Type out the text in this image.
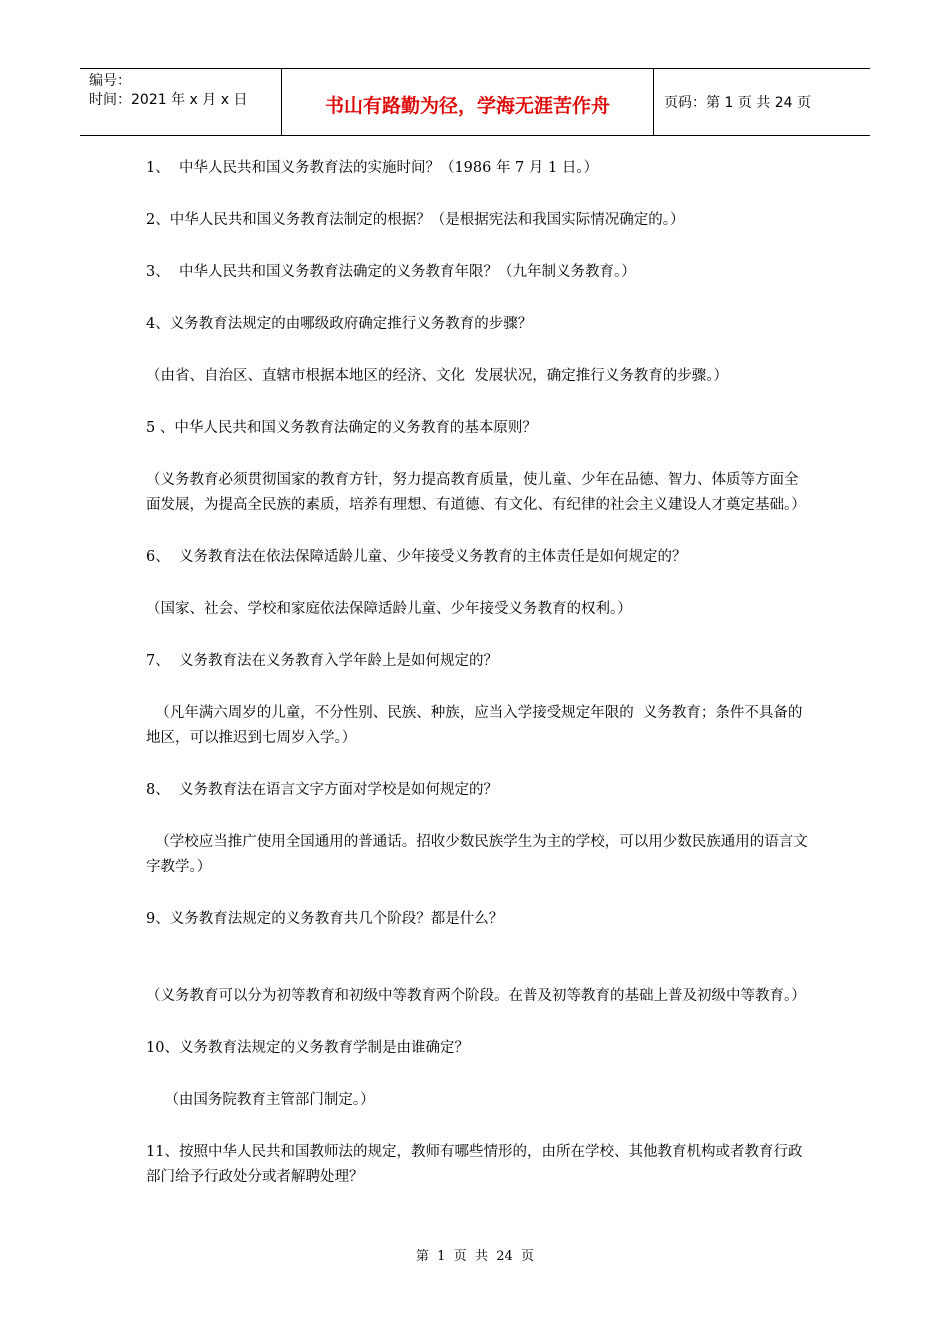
编号：
时间：2021 年 x 月 x 日	书山有路勤为径，学海无涯苦作舟	页码：第 1 页 共 24 页

1、  中华人民共和国义务教育法的实施时间？（1986 年 7 月 1 日。）

2、中华人民共和国义务教育法制定的根据？（是根据宪法和我国实际情况确定的。）

3、  中华人民共和国义务教育法确定的义务教育年限？（九年制义务教育。）

4、义务教育法规定的由哪级政府确定推行义务教育的步骤？

（由省、自治区、直辖市根据本地区的经济、文化  发展状况，确定推行义务教育的步骤。）

5 、中华人民共和国义务教育法确定的义务教育的基本原则？

（义务教育必须贯彻国家的教育方针，努力提高教育质量，使儿童、少年在品德、智力、体质等方面全面发展，为提高全民族的素质，培养有理想、有道德、有文化、有纪律的社会主义建设人才奠定基础。）

6、  义务教育法在依法保障适龄儿童、少年接受义务教育的主体责任是如何规定的？

（国家、社会、学校和家庭依法保障适龄儿童、少年接受义务教育的权利。）

7、  义务教育法在义务教育入学年龄上是如何规定的？

（凡年满六周岁的儿童，不分性别、民族、种族，应当入学接受规定年限的  义务教育；条件不具备的地区，可以推迟到七周岁入学。）

8、  义务教育法在语言文字方面对学校是如何规定的？

（学校应当推广使用全国通用的普通话。招收少数民族学生为主的学校，可以用少数民族通用的语言文字教学。）

9、义务教育法规定的义务教育共几个阶段？都是什么？

（义务教育可以分为初等教育和初级中等教育两个阶段。在普及初等教育的基础上普及初级中等教育。）

10、义务教育法规定的义务教育学制是由谁确定？

（由国务院教育主管部门制定。）

11、按照中华人民共和国教师法的规定，教师有哪些情形的，由所在学校、其他教育机构或者教育行政部门给予行政处分或者解聘处理？

第  1  页  共  24  页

### AIM OF THE EXERCISE
Can you repeat every record above exactly, apart from the pictures?

### EXPECTED ANSWER
Type out the text in this image.
编号：
时间：2021 年 x 月 x 日	书山有路勤为径，学海无涯苦作舟	页码：第 1 页 共 24 页

1、  中华人民共和国义务教育法的实施时间？（1986 年 7 月 1 日。）

2、中华人民共和国义务教育法制定的根据？（是根据宪法和我国实际情况确定的。）

3、  中华人民共和国义务教育法确定的义务教育年限？（九年制义务教育。）

4、义务教育法规定的由哪级政府确定推行义务教育的步骤？

（由省、自治区、直辖市根据本地区的经济、文化  发展状况，确定推行义务教育的步骤。）

5 、中华人民共和国义务教育法确定的义务教育的基本原则？

（义务教育必须贯彻国家的教育方针，努力提高教育质量，使儿童、少年在品德、智力、体质等方面全面发展，为提高全民族的素质，培养有理想、有道德、有文化、有纪律的社会主义建设人才奠定基础。）

6、  义务教育法在依法保障适龄儿童、少年接受义务教育的主体责任是如何规定的？

（国家、社会、学校和家庭依法保障适龄儿童、少年接受义务教育的权利。）

7、  义务教育法在义务教育入学年龄上是如何规定的？

（凡年满六周岁的儿童，不分性别、民族、种族，应当入学接受规定年限的  义务教育；条件不具备的地区，可以推迟到七周岁入学。）

8、  义务教育法在语言文字方面对学校是如何规定的？

（学校应当推广使用全国通用的普通话。招收少数民族学生为主的学校，可以用少数民族通用的语言文字教学。）

9、义务教育法规定的义务教育共几个阶段？都是什么？

（义务教育可以分为初等教育和初级中等教育两个阶段。在普及初等教育的基础上普及初级中等教育。）

10、义务教育法规定的义务教育学制是由谁确定？

（由国务院教育主管部门制定。）

11、按照中华人民共和国教师法的规定，教师有哪些情形的，由所在学校、其他教育机构或者教育行政部门给予行政处分或者解聘处理？

第  1  页  共  24  页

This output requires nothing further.